*** Stored records ***

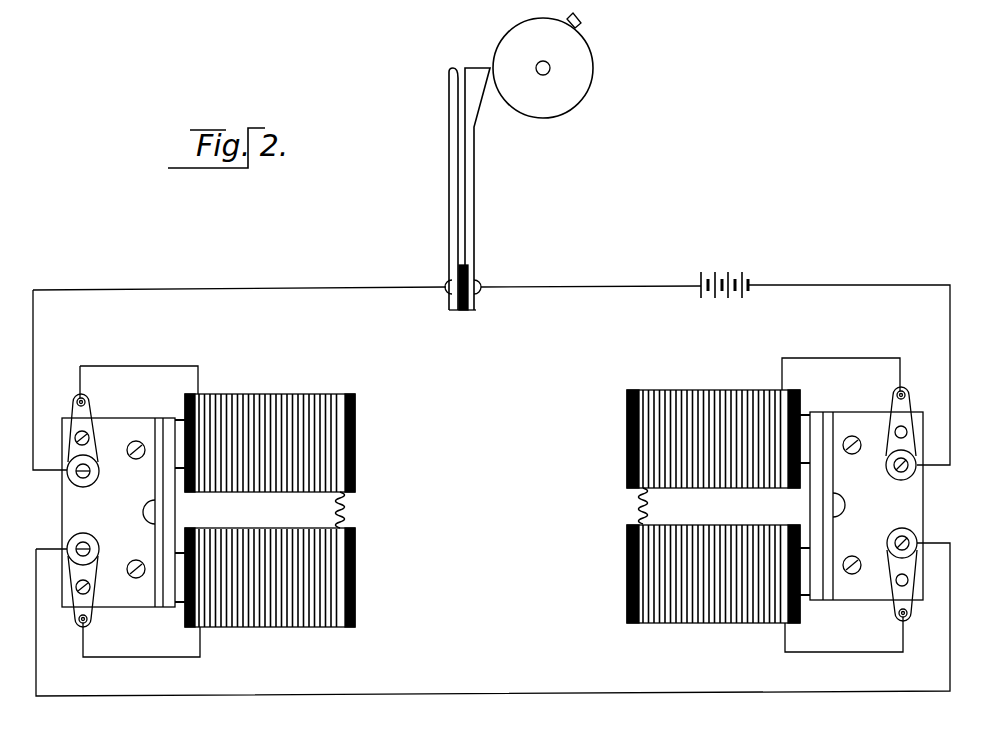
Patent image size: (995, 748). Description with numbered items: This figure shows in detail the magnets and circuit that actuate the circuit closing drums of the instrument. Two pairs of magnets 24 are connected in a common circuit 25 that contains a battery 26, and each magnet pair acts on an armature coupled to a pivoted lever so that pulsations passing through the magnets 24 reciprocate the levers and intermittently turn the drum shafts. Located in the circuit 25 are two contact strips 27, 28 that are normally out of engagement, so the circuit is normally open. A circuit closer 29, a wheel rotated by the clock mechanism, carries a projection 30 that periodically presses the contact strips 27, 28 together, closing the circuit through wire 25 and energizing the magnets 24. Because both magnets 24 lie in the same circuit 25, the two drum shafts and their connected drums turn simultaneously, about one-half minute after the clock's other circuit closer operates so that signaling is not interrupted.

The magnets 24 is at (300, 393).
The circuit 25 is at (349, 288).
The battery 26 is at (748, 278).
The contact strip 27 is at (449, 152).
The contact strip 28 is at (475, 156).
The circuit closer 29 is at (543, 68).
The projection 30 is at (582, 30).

***
*** Stored records ***

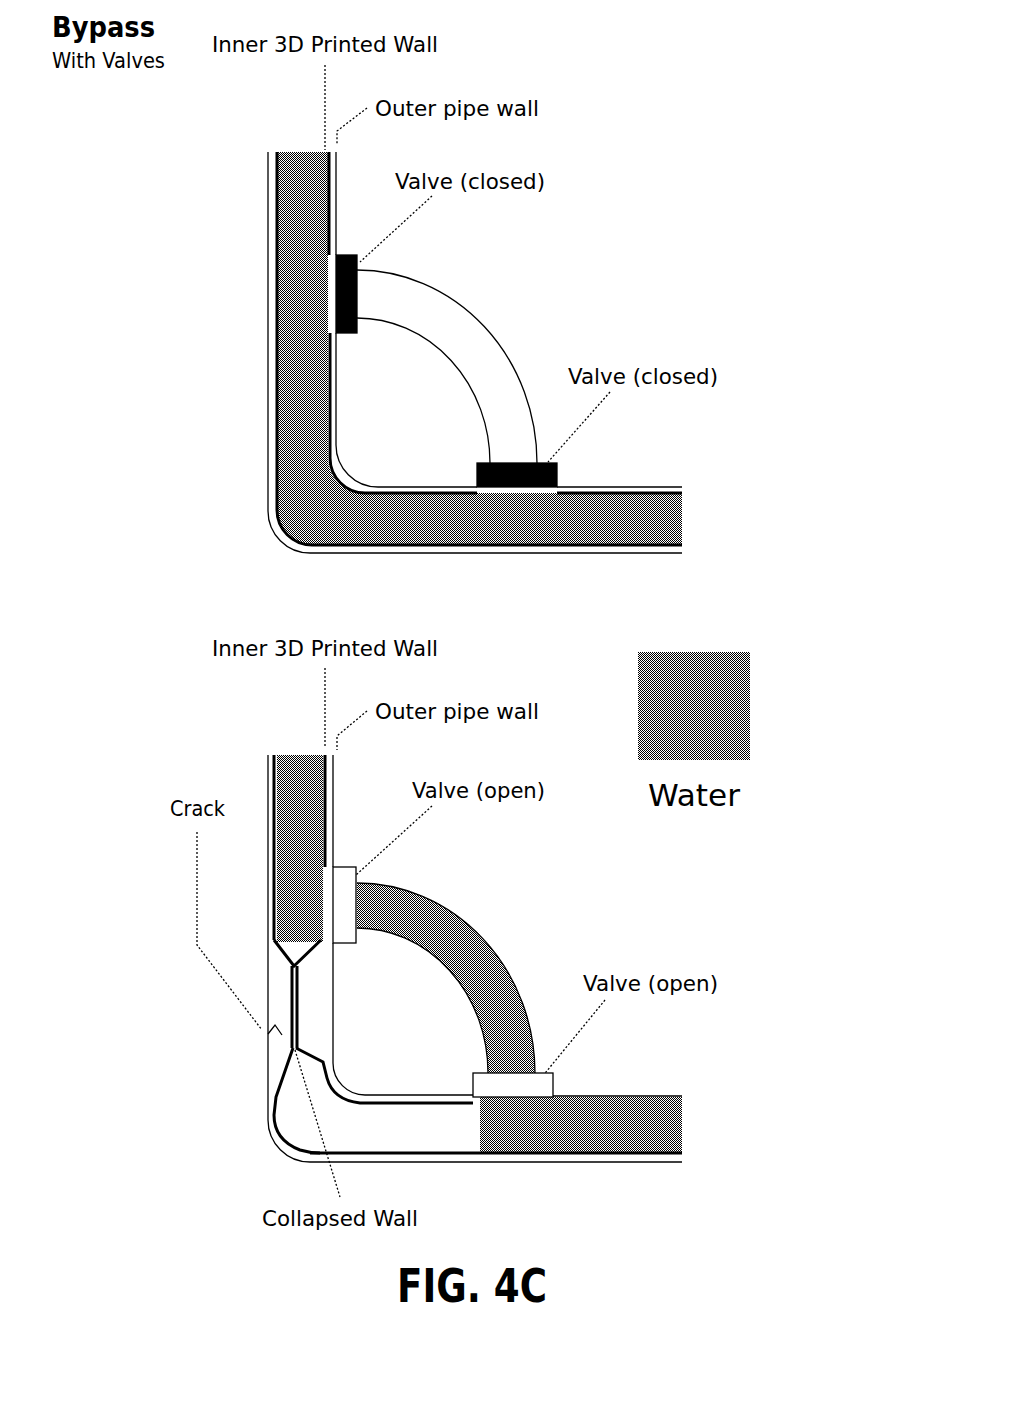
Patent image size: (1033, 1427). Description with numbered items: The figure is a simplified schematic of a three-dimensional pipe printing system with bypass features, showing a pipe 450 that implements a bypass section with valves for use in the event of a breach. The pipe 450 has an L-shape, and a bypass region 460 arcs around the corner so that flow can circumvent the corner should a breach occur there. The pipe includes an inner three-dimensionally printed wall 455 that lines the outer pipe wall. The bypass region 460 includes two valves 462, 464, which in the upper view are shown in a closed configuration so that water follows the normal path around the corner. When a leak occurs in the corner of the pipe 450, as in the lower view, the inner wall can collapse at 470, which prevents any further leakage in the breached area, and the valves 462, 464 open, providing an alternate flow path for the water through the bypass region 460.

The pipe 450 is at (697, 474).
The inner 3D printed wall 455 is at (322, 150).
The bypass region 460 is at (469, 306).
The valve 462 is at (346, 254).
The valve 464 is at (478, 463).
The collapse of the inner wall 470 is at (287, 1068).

***
*** Stored records ***

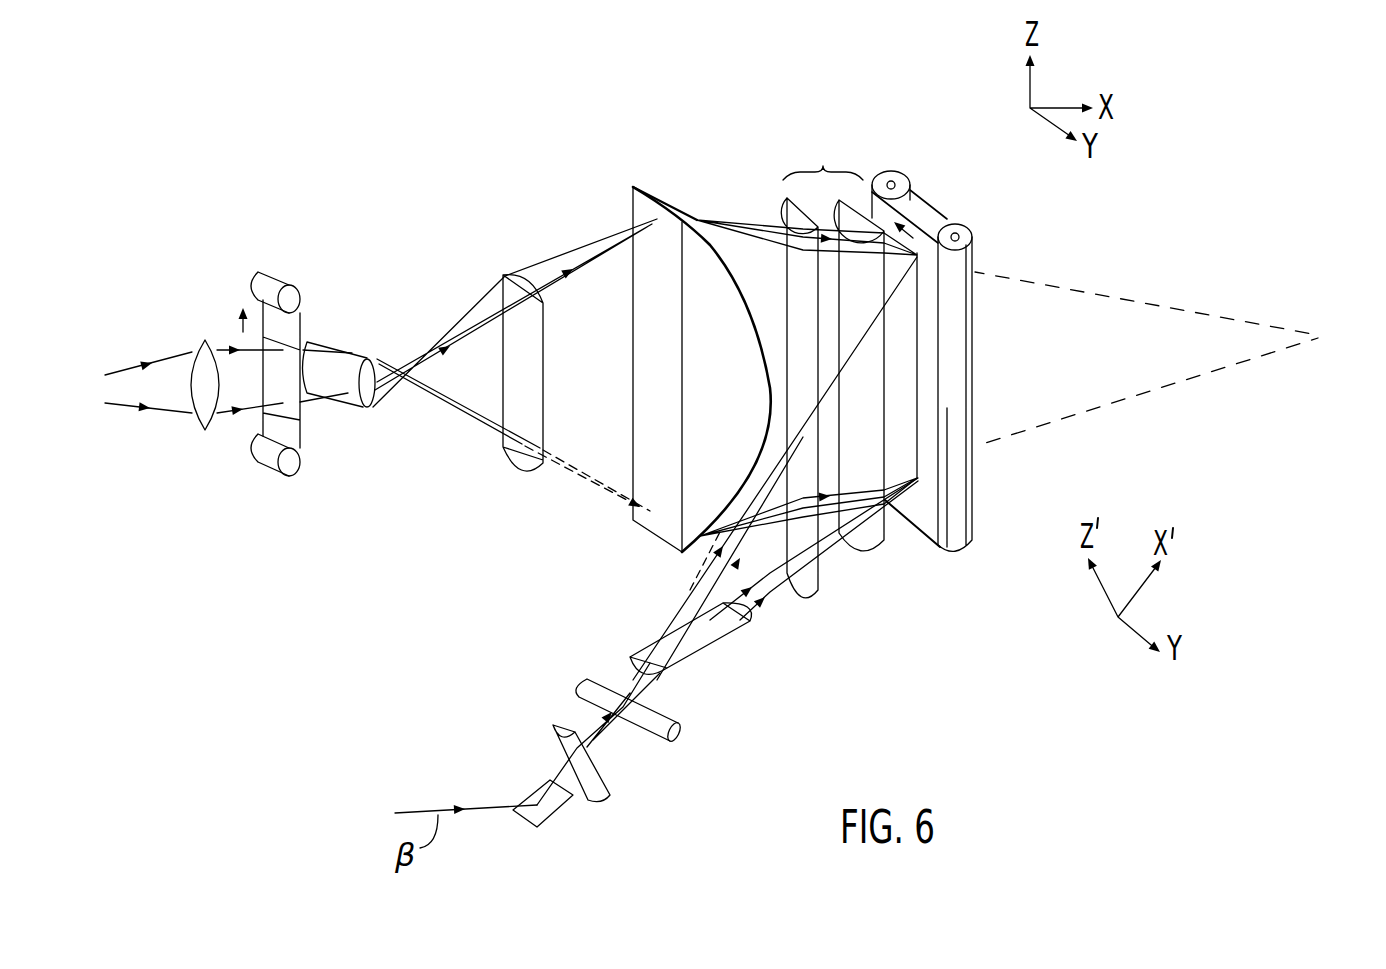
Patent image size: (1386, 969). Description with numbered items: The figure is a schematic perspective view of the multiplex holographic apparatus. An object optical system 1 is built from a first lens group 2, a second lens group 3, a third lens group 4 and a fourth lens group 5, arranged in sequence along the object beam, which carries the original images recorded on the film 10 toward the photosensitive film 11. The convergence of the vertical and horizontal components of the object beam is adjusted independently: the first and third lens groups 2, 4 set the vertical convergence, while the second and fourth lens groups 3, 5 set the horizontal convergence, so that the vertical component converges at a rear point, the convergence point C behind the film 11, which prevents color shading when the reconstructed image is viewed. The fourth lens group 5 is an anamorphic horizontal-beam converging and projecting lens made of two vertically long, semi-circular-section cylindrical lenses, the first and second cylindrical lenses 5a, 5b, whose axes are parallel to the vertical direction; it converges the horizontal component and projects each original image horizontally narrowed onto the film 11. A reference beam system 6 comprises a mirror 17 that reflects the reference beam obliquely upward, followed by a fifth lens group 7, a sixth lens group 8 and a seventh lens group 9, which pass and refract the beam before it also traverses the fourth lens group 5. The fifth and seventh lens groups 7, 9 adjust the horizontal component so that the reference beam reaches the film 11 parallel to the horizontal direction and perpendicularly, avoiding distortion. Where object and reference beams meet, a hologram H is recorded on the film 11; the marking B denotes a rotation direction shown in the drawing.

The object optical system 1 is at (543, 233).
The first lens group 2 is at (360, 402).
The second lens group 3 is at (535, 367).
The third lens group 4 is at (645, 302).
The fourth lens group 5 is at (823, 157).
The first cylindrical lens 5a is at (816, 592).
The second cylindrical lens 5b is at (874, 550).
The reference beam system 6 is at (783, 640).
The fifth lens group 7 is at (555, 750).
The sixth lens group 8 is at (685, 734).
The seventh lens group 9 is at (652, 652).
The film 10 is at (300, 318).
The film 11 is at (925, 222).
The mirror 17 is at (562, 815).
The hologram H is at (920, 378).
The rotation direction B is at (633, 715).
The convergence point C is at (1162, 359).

***

(What needs to be done)
Reproduce verbatim the lines of the records that begin with the line containing "Patent image size: (995, 748)." and continue through the line containing "The projection 30 is at (582, 30).", including both of those lines.

(Task solution)
Patent image size: (995, 748). Description with numbered items: This figure shows in detail the magnets and circuit that actuate the circuit closing drums of the instrument. Two pairs of magnets 24 are connected in a common circuit 25 that contains a battery 26, and each magnet pair acts on an armature coupled to a pivoted lever so that pulsations passing through the magnets 24 reciprocate the levers and intermittently turn the drum shafts. Located in the circuit 25 are two contact strips 27, 28 that are normally out of engagement, so the circuit is normally open. A circuit closer 29, a wheel rotated by the clock mechanism, carries a projection 30 that periodically presses the contact strips 27, 28 together, closing the circuit through wire 25 and energizing the magnets 24. Because both magnets 24 lie in the same circuit 25, the two drum shafts and their connected drums turn simultaneously, about one-half minute after the clock's other circuit closer operates so that signaling is not interrupted.

The magnets 24 is at (300, 393).
The circuit 25 is at (349, 288).
The battery 26 is at (748, 278).
The contact strip 27 is at (449, 152).
The contact strip 28 is at (475, 156).
The circuit closer 29 is at (543, 68).
The projection 30 is at (582, 30).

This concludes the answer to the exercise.